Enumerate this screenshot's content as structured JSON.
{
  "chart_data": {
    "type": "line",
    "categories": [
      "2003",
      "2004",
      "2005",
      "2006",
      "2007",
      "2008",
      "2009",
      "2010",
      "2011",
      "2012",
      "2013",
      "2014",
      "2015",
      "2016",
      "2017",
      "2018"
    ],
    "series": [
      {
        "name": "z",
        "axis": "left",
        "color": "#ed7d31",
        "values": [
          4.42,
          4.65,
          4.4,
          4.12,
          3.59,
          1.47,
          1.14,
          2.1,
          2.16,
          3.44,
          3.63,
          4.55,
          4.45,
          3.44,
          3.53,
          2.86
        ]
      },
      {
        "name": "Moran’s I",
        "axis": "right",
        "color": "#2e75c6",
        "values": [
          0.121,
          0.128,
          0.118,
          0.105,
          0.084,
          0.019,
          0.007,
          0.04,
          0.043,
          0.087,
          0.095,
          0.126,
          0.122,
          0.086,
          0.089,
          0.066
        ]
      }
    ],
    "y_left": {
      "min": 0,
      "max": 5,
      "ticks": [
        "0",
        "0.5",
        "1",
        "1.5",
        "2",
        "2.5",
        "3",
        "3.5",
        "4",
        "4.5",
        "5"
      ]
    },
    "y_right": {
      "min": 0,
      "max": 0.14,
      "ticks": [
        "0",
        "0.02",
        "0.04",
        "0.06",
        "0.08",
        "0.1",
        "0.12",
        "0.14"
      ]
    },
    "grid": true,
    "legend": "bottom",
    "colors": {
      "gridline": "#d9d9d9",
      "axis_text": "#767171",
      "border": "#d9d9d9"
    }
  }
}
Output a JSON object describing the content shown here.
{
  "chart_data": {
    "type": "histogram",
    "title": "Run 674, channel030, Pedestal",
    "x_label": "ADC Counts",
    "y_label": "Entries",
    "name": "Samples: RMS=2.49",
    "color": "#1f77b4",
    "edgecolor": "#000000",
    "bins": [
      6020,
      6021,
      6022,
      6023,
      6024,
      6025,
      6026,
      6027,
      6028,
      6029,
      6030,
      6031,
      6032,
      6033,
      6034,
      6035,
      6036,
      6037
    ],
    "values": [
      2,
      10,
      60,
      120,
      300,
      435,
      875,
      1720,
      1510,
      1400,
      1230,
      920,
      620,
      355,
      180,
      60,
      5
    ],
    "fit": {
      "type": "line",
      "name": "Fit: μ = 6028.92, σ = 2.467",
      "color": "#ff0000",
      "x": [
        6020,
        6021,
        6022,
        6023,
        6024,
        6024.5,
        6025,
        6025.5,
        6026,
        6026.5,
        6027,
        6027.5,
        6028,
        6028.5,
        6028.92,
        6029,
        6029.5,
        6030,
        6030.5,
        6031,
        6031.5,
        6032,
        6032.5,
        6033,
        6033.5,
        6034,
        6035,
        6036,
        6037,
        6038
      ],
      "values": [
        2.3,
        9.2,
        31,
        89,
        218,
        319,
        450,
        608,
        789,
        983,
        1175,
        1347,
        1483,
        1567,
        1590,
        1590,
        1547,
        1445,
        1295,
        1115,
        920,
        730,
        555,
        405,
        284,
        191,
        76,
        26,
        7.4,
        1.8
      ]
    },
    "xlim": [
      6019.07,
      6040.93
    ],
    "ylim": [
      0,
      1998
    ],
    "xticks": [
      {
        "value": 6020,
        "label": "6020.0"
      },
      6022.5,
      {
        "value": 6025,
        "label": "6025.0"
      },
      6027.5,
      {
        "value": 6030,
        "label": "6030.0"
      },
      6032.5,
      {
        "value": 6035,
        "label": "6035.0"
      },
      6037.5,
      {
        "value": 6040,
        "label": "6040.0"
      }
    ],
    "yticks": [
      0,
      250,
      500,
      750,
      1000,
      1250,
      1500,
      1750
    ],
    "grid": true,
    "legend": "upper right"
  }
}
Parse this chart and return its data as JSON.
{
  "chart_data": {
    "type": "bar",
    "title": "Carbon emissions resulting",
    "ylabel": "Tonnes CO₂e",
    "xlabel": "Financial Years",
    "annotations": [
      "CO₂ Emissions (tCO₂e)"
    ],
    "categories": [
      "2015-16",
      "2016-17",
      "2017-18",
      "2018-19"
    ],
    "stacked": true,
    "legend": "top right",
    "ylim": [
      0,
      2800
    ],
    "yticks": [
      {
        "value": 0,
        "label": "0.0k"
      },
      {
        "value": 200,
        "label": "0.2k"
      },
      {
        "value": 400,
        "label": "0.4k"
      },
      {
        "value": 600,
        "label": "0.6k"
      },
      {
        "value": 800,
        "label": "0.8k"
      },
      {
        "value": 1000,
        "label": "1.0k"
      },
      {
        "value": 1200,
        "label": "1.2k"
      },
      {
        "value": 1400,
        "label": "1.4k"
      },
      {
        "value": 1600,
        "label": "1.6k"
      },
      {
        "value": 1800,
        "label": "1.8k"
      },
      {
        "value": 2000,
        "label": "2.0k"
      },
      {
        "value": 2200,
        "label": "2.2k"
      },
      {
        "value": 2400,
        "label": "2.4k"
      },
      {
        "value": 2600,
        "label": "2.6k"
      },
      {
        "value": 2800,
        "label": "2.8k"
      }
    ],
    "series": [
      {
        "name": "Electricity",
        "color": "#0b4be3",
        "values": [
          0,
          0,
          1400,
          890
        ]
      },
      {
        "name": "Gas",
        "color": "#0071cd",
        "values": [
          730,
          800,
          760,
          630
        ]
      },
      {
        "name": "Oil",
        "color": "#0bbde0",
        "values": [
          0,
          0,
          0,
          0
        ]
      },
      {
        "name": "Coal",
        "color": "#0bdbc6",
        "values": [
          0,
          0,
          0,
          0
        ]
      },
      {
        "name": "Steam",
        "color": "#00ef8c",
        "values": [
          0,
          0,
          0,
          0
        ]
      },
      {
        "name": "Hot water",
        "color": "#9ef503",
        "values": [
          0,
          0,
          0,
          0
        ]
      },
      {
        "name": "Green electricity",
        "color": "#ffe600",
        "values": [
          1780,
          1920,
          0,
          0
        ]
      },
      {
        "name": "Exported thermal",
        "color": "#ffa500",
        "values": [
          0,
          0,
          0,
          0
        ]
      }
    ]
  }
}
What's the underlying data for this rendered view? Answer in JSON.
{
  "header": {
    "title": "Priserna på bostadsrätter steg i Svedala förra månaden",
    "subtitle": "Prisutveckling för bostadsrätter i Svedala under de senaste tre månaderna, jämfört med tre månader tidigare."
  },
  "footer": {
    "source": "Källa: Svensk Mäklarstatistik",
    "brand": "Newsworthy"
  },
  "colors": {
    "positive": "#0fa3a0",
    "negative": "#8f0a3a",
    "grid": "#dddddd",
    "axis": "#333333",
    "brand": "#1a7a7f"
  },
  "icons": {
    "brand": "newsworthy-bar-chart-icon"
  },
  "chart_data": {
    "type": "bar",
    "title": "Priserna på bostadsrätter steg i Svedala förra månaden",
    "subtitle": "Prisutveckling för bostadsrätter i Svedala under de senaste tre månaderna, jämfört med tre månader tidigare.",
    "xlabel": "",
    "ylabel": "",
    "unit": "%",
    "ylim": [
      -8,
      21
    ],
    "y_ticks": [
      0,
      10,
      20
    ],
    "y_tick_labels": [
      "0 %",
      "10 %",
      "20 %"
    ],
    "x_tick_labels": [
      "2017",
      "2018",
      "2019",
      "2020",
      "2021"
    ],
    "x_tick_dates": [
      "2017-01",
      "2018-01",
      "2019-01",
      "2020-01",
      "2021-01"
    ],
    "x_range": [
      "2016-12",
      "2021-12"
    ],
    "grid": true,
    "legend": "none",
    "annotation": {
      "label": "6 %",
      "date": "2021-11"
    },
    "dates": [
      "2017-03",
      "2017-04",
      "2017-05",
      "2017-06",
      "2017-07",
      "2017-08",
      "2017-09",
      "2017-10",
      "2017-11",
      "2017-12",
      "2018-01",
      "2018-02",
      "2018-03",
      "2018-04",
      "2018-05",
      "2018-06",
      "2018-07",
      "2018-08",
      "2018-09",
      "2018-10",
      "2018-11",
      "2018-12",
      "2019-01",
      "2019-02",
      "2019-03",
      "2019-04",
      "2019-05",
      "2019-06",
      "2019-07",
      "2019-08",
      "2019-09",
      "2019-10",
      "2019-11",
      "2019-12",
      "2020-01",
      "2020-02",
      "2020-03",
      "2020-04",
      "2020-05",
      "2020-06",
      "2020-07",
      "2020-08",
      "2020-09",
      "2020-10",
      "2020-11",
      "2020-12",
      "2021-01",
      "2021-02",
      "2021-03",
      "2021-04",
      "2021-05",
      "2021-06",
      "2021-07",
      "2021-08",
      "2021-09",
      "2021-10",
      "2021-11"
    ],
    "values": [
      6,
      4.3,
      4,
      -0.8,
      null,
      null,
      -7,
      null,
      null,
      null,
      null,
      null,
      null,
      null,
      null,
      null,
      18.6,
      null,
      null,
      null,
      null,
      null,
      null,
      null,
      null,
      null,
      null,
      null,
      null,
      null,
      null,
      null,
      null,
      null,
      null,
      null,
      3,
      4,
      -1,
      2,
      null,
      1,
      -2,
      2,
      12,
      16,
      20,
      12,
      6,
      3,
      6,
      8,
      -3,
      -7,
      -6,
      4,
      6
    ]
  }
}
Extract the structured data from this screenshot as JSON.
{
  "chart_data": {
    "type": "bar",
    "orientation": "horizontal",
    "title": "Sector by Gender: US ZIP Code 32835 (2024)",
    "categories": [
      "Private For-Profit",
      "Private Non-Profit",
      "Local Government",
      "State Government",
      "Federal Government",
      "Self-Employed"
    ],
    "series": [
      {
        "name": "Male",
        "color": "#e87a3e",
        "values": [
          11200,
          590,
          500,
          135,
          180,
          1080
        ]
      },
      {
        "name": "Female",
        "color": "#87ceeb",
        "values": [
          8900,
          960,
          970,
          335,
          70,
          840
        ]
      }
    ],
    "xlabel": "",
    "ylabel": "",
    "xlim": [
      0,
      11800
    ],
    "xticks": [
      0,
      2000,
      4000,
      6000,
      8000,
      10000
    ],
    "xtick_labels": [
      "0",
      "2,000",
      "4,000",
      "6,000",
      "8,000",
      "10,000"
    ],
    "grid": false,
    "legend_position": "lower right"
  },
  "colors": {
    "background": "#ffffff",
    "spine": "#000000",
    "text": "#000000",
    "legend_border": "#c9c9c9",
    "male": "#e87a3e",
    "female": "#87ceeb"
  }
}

____

Task goal:
Count how many lines above include the word "Prisutveckling" and answer with that figure only.

Final result:
2